| Written problem |
Copy the data below exactly, omitting any picture it contains.
>> start
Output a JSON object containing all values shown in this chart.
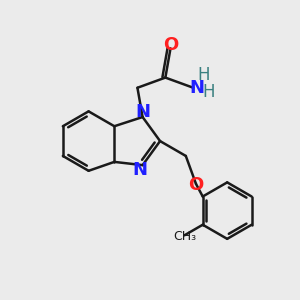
{
  "background_color": "#ebebeb",
  "bond_color": "#1a1a1a",
  "N_color": "#2020ff",
  "O_color": "#ff2020",
  "H_color": "#3a8080",
  "line_width": 1.8,
  "font_size": 13,
  "fig_size": [
    3.0,
    3.0
  ],
  "dpi": 100,
  "xlim": [
    0,
    10
  ],
  "ylim": [
    0,
    10
  ]
}
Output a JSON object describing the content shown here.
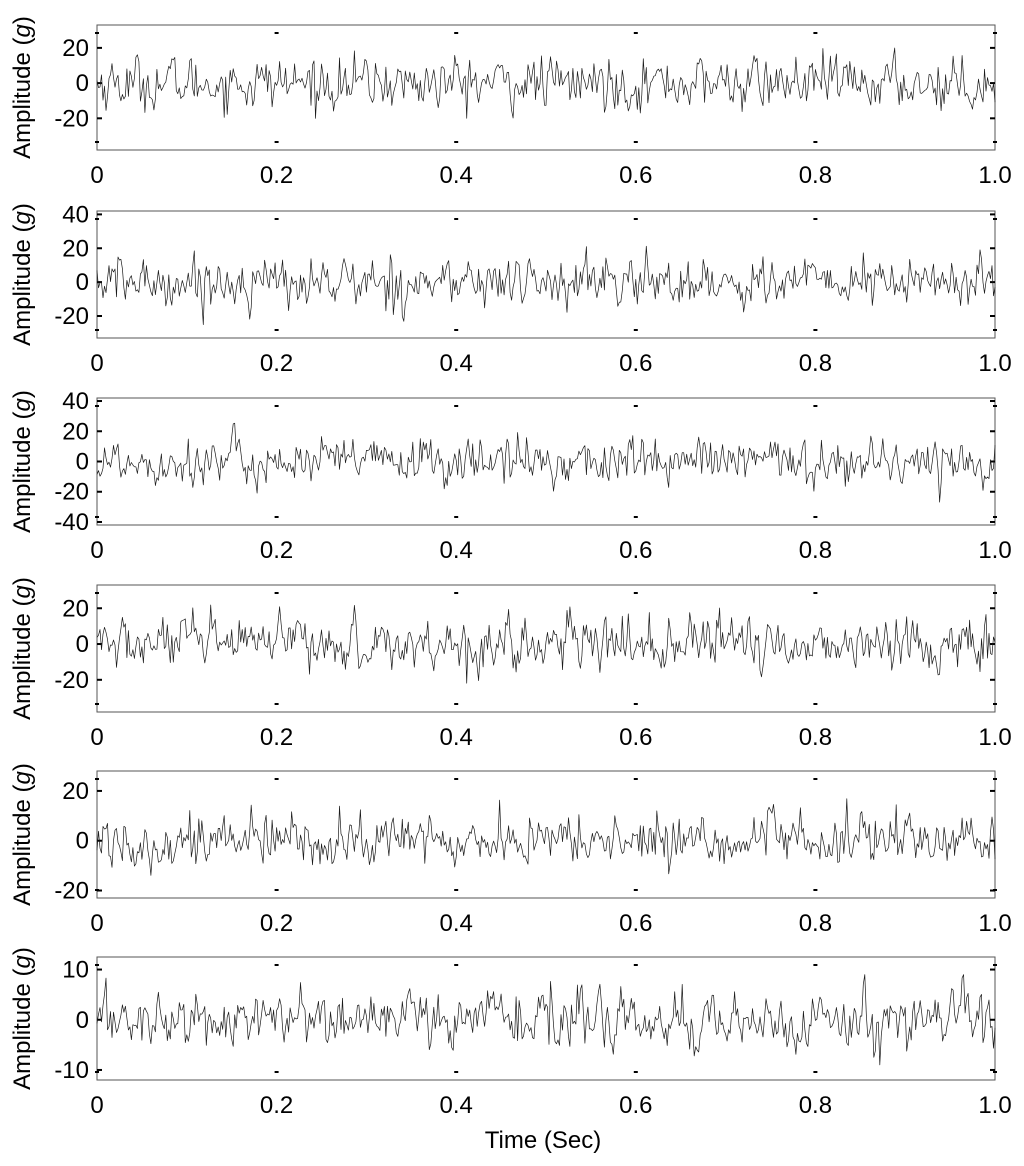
>> end
| Result below |
Output a JSON object containing all values shown in this chart.
{
  "background_color": "#ebebeb",
  "bond_color": "#1a1a1a",
  "N_color": "#2020ff",
  "O_color": "#ff2020",
  "H_color": "#3a8080",
  "line_width": 1.8,
  "font_size": 13,
  "fig_size": [
    3.0,
    3.0
  ],
  "dpi": 100,
  "xlim": [
    0,
    10
  ],
  "ylim": [
    0,
    10
  ]
}
Output a JSON object describing the content shown here.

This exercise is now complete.